◆ **TASK BRIEF**:
Update the records below by replacing "chevron-down-icon" with "caret-down-icon" wherever it appears. Leave everything else unchanged.

(Boxed element entries)
--------------------------------------------------

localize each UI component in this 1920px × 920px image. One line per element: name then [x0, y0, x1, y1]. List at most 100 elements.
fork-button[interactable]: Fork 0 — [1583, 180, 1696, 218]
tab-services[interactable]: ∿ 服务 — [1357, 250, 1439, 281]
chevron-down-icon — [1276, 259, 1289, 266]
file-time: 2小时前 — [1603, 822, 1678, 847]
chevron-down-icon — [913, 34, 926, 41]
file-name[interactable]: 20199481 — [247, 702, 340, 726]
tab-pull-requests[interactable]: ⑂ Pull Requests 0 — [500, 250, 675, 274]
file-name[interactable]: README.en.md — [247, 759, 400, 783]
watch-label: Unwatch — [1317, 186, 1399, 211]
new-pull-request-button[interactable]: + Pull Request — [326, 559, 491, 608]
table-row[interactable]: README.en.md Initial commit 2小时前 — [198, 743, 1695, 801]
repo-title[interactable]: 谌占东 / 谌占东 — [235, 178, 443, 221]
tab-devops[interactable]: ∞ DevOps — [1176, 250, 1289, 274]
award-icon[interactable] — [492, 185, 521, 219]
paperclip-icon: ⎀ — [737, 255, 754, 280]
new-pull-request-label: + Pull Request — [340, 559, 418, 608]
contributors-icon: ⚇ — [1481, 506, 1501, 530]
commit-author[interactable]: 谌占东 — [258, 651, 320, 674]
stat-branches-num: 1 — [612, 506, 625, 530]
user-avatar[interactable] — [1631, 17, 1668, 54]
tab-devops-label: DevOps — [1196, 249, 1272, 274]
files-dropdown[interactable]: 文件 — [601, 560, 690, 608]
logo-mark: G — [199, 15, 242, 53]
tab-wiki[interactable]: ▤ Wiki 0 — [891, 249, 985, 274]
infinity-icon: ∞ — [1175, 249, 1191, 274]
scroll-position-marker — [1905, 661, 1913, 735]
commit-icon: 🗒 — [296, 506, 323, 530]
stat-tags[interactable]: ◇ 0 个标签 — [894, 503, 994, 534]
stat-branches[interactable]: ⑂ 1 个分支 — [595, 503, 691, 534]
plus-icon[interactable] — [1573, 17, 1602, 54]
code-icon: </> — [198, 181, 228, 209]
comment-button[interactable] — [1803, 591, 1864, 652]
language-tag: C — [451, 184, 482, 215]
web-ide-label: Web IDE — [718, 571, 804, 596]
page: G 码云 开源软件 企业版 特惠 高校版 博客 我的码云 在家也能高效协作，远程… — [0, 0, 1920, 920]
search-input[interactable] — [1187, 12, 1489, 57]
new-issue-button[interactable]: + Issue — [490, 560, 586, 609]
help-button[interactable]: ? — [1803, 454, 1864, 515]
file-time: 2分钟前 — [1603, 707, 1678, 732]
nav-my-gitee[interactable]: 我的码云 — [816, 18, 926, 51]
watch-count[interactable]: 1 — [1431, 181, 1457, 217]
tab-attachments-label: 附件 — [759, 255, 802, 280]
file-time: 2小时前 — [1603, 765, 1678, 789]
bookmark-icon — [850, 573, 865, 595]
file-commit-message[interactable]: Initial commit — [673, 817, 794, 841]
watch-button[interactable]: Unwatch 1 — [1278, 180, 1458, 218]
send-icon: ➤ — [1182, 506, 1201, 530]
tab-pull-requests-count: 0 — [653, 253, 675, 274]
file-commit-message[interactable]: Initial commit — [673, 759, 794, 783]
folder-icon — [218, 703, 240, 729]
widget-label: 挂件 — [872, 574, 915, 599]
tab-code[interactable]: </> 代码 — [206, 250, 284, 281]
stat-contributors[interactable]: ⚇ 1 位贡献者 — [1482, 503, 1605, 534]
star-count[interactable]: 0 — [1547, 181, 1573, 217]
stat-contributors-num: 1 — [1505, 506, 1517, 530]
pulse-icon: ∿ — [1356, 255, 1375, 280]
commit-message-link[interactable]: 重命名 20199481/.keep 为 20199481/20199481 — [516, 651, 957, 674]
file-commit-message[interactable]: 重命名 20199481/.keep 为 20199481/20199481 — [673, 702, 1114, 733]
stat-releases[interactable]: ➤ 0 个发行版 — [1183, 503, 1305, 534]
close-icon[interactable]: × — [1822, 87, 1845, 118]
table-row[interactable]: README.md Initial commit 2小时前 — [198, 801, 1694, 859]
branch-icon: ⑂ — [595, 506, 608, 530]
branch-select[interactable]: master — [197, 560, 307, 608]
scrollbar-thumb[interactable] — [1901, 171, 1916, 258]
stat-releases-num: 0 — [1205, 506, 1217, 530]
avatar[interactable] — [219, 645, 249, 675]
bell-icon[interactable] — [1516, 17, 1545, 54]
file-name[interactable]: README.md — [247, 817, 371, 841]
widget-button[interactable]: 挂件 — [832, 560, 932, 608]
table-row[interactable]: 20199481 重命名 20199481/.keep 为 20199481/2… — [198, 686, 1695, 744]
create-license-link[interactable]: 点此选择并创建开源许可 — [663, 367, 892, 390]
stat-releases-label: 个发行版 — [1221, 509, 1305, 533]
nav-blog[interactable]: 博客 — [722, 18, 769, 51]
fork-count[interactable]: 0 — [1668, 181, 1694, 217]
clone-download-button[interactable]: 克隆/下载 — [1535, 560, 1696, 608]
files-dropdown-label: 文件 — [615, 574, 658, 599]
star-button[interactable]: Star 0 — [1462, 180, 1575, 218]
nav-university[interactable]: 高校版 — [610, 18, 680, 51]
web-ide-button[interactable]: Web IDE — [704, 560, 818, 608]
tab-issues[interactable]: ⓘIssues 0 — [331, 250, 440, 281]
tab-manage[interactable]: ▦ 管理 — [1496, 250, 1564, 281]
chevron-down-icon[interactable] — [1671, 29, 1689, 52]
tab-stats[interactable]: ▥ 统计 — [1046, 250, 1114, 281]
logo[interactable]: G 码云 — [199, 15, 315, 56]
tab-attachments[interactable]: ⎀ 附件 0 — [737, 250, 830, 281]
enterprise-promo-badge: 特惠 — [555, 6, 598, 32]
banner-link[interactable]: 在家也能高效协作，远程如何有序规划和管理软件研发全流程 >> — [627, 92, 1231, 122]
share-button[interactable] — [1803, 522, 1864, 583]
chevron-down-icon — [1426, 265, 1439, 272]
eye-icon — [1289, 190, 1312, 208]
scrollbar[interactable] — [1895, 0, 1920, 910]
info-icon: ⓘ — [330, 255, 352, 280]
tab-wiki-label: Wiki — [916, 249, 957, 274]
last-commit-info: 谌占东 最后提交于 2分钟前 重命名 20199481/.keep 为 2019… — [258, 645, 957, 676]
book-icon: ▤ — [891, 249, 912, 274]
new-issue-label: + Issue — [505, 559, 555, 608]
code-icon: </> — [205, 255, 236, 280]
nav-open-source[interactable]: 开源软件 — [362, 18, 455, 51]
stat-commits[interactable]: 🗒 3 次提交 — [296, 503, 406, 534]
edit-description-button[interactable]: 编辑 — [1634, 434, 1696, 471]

--------------------------------------------------

◆ **FINAL ANSWER**:
localize each UI component in this 1920px × 920px image. One line per element: name then [x0, y0, x1, y1]. List at most 100 elements.
fork-button[interactable]: Fork 0 — [1583, 180, 1696, 218]
tab-services[interactable]: ∿ 服务 — [1357, 250, 1439, 281]
caret-down-icon — [1276, 259, 1289, 266]
file-time: 2小时前 — [1603, 822, 1678, 847]
caret-down-icon — [913, 34, 926, 41]
file-name[interactable]: 20199481 — [247, 702, 340, 726]
tab-pull-requests[interactable]: ⑂ Pull Requests 0 — [500, 250, 675, 274]
file-name[interactable]: README.en.md — [247, 759, 400, 783]
watch-label: Unwatch — [1317, 186, 1399, 211]
new-pull-request-button[interactable]: + Pull Request — [326, 559, 491, 608]
table-row[interactable]: README.en.md Initial commit 2小时前 — [198, 743, 1695, 801]
repo-title[interactable]: 谌占东 / 谌占东 — [235, 178, 443, 221]
tab-devops[interactable]: ∞ DevOps — [1176, 250, 1289, 274]
award-icon[interactable] — [492, 185, 521, 219]
paperclip-icon: ⎀ — [737, 255, 754, 280]
new-pull-request-label: + Pull Request — [340, 559, 418, 608]
contributors-icon: ⚇ — [1481, 506, 1501, 530]
commit-author[interactable]: 谌占东 — [258, 651, 320, 674]
stat-branches-num: 1 — [612, 506, 625, 530]
user-avatar[interactable] — [1631, 17, 1668, 54]
tab-devops-label: DevOps — [1196, 249, 1272, 274]
files-dropdown[interactable]: 文件 — [601, 560, 690, 608]
logo-mark: G — [199, 15, 242, 53]
tab-wiki[interactable]: ▤ Wiki 0 — [891, 249, 985, 274]
infinity-icon: ∞ — [1175, 249, 1191, 274]
scroll-position-marker — [1905, 661, 1913, 735]
commit-icon: 🗒 — [296, 506, 323, 530]
stat-tags[interactable]: ◇ 0 个标签 — [894, 503, 994, 534]
stat-branches[interactable]: ⑂ 1 个分支 — [595, 503, 691, 534]
plus-icon[interactable] — [1573, 17, 1602, 54]
code-icon: </> — [198, 181, 228, 209]
comment-button[interactable] — [1803, 591, 1864, 652]
language-tag: C — [451, 184, 482, 215]
web-ide-label: Web IDE — [718, 571, 804, 596]
page: G 码云 开源软件 企业版 特惠 高校版 博客 我的码云 在家也能高效协作，远程… — [0, 0, 1920, 920]
search-input[interactable] — [1187, 12, 1489, 57]
new-issue-button[interactable]: + Issue — [490, 560, 586, 609]
help-button[interactable]: ? — [1803, 454, 1864, 515]
file-time: 2分钟前 — [1603, 707, 1678, 732]
nav-my-gitee[interactable]: 我的码云 — [816, 18, 926, 51]
watch-count[interactable]: 1 — [1431, 181, 1457, 217]
tab-attachments-label: 附件 — [759, 255, 802, 280]
file-time: 2小时前 — [1603, 765, 1678, 789]
bookmark-icon — [850, 573, 865, 595]
file-commit-message[interactable]: Initial commit — [673, 817, 794, 841]
watch-button[interactable]: Unwatch 1 — [1278, 180, 1458, 218]
send-icon: ➤ — [1182, 506, 1201, 530]
tab-pull-requests-count: 0 — [653, 253, 675, 274]
file-commit-message[interactable]: Initial commit — [673, 759, 794, 783]
folder-icon — [218, 703, 240, 729]
widget-label: 挂件 — [872, 574, 915, 599]
tab-code[interactable]: </> 代码 — [206, 250, 284, 281]
stat-contributors[interactable]: ⚇ 1 位贡献者 — [1482, 503, 1605, 534]
star-count[interactable]: 0 — [1547, 181, 1573, 217]
stat-contributors-num: 1 — [1505, 506, 1517, 530]
pulse-icon: ∿ — [1356, 255, 1375, 280]
commit-message-link[interactable]: 重命名 20199481/.keep 为 20199481/20199481 — [516, 651, 957, 674]
file-commit-message[interactable]: 重命名 20199481/.keep 为 20199481/20199481 — [673, 702, 1114, 733]
stat-releases[interactable]: ➤ 0 个发行版 — [1183, 503, 1305, 534]
close-icon[interactable]: × — [1822, 87, 1845, 118]
table-row[interactable]: README.md Initial commit 2小时前 — [198, 801, 1694, 859]
branch-icon: ⑂ — [595, 506, 608, 530]
branch-select[interactable]: master — [197, 560, 307, 608]
scrollbar-thumb[interactable] — [1901, 171, 1916, 258]
stat-releases-num: 0 — [1205, 506, 1217, 530]
avatar[interactable] — [219, 645, 249, 675]
bell-icon[interactable] — [1516, 17, 1545, 54]
file-name[interactable]: README.md — [247, 817, 371, 841]
widget-button[interactable]: 挂件 — [832, 560, 932, 608]
table-row[interactable]: 20199481 重命名 20199481/.keep 为 20199481/2… — [198, 686, 1695, 744]
create-license-link[interactable]: 点此选择并创建开源许可 — [663, 367, 892, 390]
stat-releases-label: 个发行版 — [1221, 509, 1305, 533]
nav-blog[interactable]: 博客 — [722, 18, 769, 51]
fork-count[interactable]: 0 — [1668, 181, 1694, 217]
clone-download-button[interactable]: 克隆/下载 — [1535, 560, 1696, 608]
files-dropdown-label: 文件 — [615, 574, 658, 599]
star-button[interactable]: Star 0 — [1462, 180, 1575, 218]
nav-university[interactable]: 高校版 — [610, 18, 680, 51]
web-ide-button[interactable]: Web IDE — [704, 560, 818, 608]
tab-issues[interactable]: ⓘIssues 0 — [331, 250, 440, 281]
tab-manage[interactable]: ▦ 管理 — [1496, 250, 1564, 281]
caret-down-icon[interactable] — [1671, 29, 1689, 52]
tab-stats[interactable]: ▥ 统计 — [1046, 250, 1114, 281]
logo[interactable]: G 码云 — [199, 15, 315, 56]
tab-attachments[interactable]: ⎀ 附件 0 — [737, 250, 830, 281]
enterprise-promo-badge: 特惠 — [555, 6, 598, 32]
banner-link[interactable]: 在家也能高效协作，远程如何有序规划和管理软件研发全流程 >> — [627, 92, 1231, 122]
share-button[interactable] — [1803, 522, 1864, 583]
caret-down-icon — [1426, 265, 1439, 272]
eye-icon — [1289, 190, 1312, 208]
scrollbar[interactable] — [1895, 0, 1920, 910]
info-icon: ⓘ — [330, 255, 352, 280]
tab-wiki-label: Wiki — [916, 249, 957, 274]
last-commit-info: 谌占东 最后提交于 2分钟前 重命名 20199481/.keep 为 2019… — [258, 645, 957, 676]
book-icon: ▤ — [891, 249, 912, 274]
new-issue-label: + Issue — [505, 559, 555, 608]
code-icon: </> — [205, 255, 236, 280]
nav-open-source[interactable]: 开源软件 — [362, 18, 455, 51]
stat-commits[interactable]: 🗒 3 次提交 — [296, 503, 406, 534]
edit-description-button[interactable]: 编辑 — [1634, 434, 1696, 471]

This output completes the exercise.